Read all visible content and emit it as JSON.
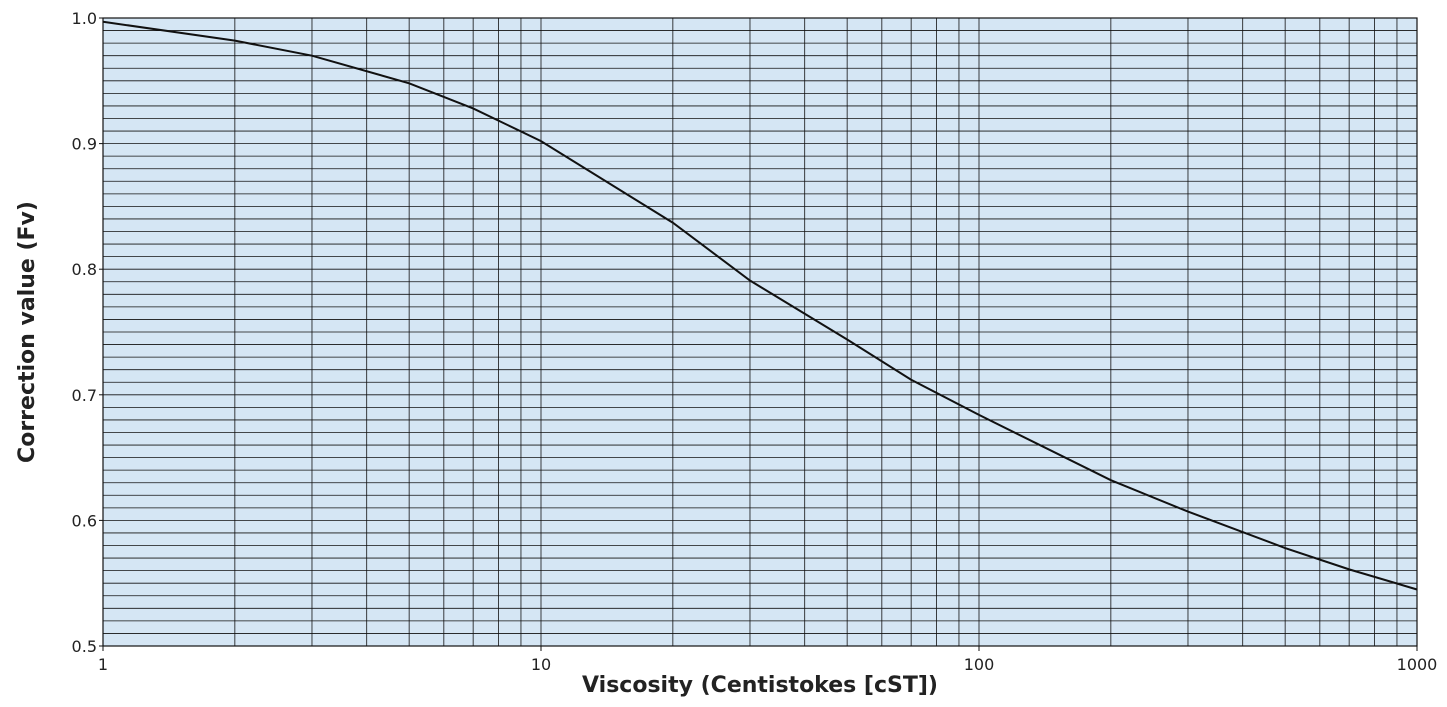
{
  "chart_data": {
    "type": "line",
    "x_label": "Viscosity (Centistokes [cST])",
    "y_label": "Correction value (Fv)",
    "xscale": "log",
    "xlim": [
      1,
      1000
    ],
    "ylim": [
      0.5,
      1
    ],
    "xticks": [
      1,
      10,
      100,
      1000
    ],
    "yticks": [
      0.5,
      0.6,
      0.7,
      0.8,
      0.9,
      {
        "value": 1,
        "label": "1.0"
      }
    ],
    "xgrid": [
      1,
      2,
      3,
      4,
      5,
      6,
      7,
      8,
      9,
      10,
      20,
      30,
      40,
      50,
      60,
      70,
      80,
      90,
      100,
      200,
      300,
      400,
      500,
      600,
      700,
      800,
      900,
      1000
    ],
    "ygrid": [
      0.5,
      0.51,
      0.52,
      0.53,
      0.54,
      0.55,
      0.56,
      0.57,
      0.58,
      0.59,
      0.6,
      0.61,
      0.62,
      0.63,
      0.64,
      0.65,
      0.66,
      0.67,
      0.68,
      0.69,
      0.7,
      0.71,
      0.72,
      0.73,
      0.74,
      0.75,
      0.76,
      0.77,
      0.78,
      0.79,
      0.8,
      0.81,
      0.82,
      0.83,
      0.84,
      0.85,
      0.86,
      0.87,
      0.88,
      0.89,
      0.9,
      0.91,
      0.92,
      0.93,
      0.94,
      0.95,
      0.96,
      0.97,
      0.98,
      0.99,
      1
    ],
    "grid": true,
    "background": "#d5e6f4",
    "x": [
      1,
      2,
      3,
      5,
      7,
      10,
      20,
      30,
      50,
      70,
      100,
      200,
      300,
      500,
      700,
      1000
    ],
    "series": [
      {
        "color": "#111111",
        "values": [
          0.997,
          0.982,
          0.97,
          0.948,
          0.928,
          0.902,
          0.837,
          0.791,
          0.744,
          0.712,
          0.684,
          0.632,
          0.607,
          0.578,
          0.561,
          0.545
        ]
      }
    ]
  }
}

Problem details: Each record should be quoted exactly, with the images omitted.

Finished task:
Read all visible content and emit it as JSON.
{
  "chart_data": {
    "type": "line",
    "x_label": "Viscosity (Centistokes [cST])",
    "y_label": "Correction value (Fv)",
    "xscale": "log",
    "xlim": [
      1,
      1000
    ],
    "ylim": [
      0.5,
      1
    ],
    "xticks": [
      1,
      10,
      100,
      1000
    ],
    "yticks": [
      0.5,
      0.6,
      0.7,
      0.8,
      0.9,
      {
        "value": 1,
        "label": "1.0"
      }
    ],
    "xgrid": [
      1,
      2,
      3,
      4,
      5,
      6,
      7,
      8,
      9,
      10,
      20,
      30,
      40,
      50,
      60,
      70,
      80,
      90,
      100,
      200,
      300,
      400,
      500,
      600,
      700,
      800,
      900,
      1000
    ],
    "ygrid": [
      0.5,
      0.51,
      0.52,
      0.53,
      0.54,
      0.55,
      0.56,
      0.57,
      0.58,
      0.59,
      0.6,
      0.61,
      0.62,
      0.63,
      0.64,
      0.65,
      0.66,
      0.67,
      0.68,
      0.69,
      0.7,
      0.71,
      0.72,
      0.73,
      0.74,
      0.75,
      0.76,
      0.77,
      0.78,
      0.79,
      0.8,
      0.81,
      0.82,
      0.83,
      0.84,
      0.85,
      0.86,
      0.87,
      0.88,
      0.89,
      0.9,
      0.91,
      0.92,
      0.93,
      0.94,
      0.95,
      0.96,
      0.97,
      0.98,
      0.99,
      1
    ],
    "grid": true,
    "background": "#d5e6f4",
    "x": [
      1,
      2,
      3,
      5,
      7,
      10,
      20,
      30,
      50,
      70,
      100,
      200,
      300,
      500,
      700,
      1000
    ],
    "series": [
      {
        "color": "#111111",
        "values": [
          0.997,
          0.982,
          0.97,
          0.948,
          0.928,
          0.902,
          0.837,
          0.791,
          0.744,
          0.712,
          0.684,
          0.632,
          0.607,
          0.578,
          0.561,
          0.545
        ]
      }
    ]
  }
}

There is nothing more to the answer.